[What needs to be done] Please write out the material below exactly as given.

[Entries shown]
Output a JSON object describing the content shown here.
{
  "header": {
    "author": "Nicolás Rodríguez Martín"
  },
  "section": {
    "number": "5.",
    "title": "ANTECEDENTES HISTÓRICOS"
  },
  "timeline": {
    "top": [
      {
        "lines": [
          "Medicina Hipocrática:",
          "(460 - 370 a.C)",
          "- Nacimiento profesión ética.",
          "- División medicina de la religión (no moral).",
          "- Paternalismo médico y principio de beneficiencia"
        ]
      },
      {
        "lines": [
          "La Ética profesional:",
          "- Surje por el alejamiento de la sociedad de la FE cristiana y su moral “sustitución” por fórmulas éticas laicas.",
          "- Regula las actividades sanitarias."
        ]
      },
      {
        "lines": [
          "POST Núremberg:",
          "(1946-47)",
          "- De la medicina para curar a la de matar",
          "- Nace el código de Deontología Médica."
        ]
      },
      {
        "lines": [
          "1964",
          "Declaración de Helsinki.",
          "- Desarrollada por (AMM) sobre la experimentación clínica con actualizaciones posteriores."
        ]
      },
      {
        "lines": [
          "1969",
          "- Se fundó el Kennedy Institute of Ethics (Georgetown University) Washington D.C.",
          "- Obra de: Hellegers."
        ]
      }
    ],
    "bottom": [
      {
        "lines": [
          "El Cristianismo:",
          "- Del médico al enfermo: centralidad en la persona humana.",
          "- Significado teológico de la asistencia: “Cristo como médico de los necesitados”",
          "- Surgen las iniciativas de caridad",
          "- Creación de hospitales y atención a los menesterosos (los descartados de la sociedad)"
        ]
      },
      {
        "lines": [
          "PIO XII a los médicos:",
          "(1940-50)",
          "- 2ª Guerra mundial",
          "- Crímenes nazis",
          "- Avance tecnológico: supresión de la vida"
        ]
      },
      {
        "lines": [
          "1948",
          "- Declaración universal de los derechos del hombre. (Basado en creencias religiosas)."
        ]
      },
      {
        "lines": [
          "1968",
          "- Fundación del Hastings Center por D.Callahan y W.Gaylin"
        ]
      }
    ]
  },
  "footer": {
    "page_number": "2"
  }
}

[Output for this exercise]
Output a JSON object describing the content shown here.
{
  "header": {
    "author": "Nicolás Rodríguez Martín"
  },
  "section": {
    "number": "5.",
    "title": "ANTECEDENTES HISTÓRICOS"
  },
  "timeline": {
    "top": [
      {
        "lines": [
          "Medicina Hipocrática:",
          "(460 - 370 a.C)",
          "- Nacimiento profesión ética.",
          "- División medicina de la religión (no moral).",
          "- Paternalismo médico y principio de beneficiencia"
        ]
      },
      {
        "lines": [
          "La Ética profesional:",
          "- Surje por el alejamiento de la sociedad de la FE cristiana y su moral “sustitución” por fórmulas éticas laicas.",
          "- Regula las actividades sanitarias."
        ]
      },
      {
        "lines": [
          "POST Núremberg:",
          "(1946-47)",
          "- De la medicina para curar a la de matar",
          "- Nace el código de Deontología Médica."
        ]
      },
      {
        "lines": [
          "1964",
          "Declaración de Helsinki.",
          "- Desarrollada por (AMM) sobre la experimentación clínica con actualizaciones posteriores."
        ]
      },
      {
        "lines": [
          "1969",
          "- Se fundó el Kennedy Institute of Ethics (Georgetown University) Washington D.C.",
          "- Obra de: Hellegers."
        ]
      }
    ],
    "bottom": [
      {
        "lines": [
          "El Cristianismo:",
          "- Del médico al enfermo: centralidad en la persona humana.",
          "- Significado teológico de la asistencia: “Cristo como médico de los necesitados”",
          "- Surgen las iniciativas de caridad",
          "- Creación de hospitales y atención a los menesterosos (los descartados de la sociedad)"
        ]
      },
      {
        "lines": [
          "PIO XII a los médicos:",
          "(1940-50)",
          "- 2ª Guerra mundial",
          "- Crímenes nazis",
          "- Avance tecnológico: supresión de la vida"
        ]
      },
      {
        "lines": [
          "1948",
          "- Declaración universal de los derechos del hombre. (Basado en creencias religiosas)."
        ]
      },
      {
        "lines": [
          "1968",
          "- Fundación del Hastings Center por D.Callahan y W.Gaylin"
        ]
      }
    ]
  },
  "footer": {
    "page_number": "2"
  }
}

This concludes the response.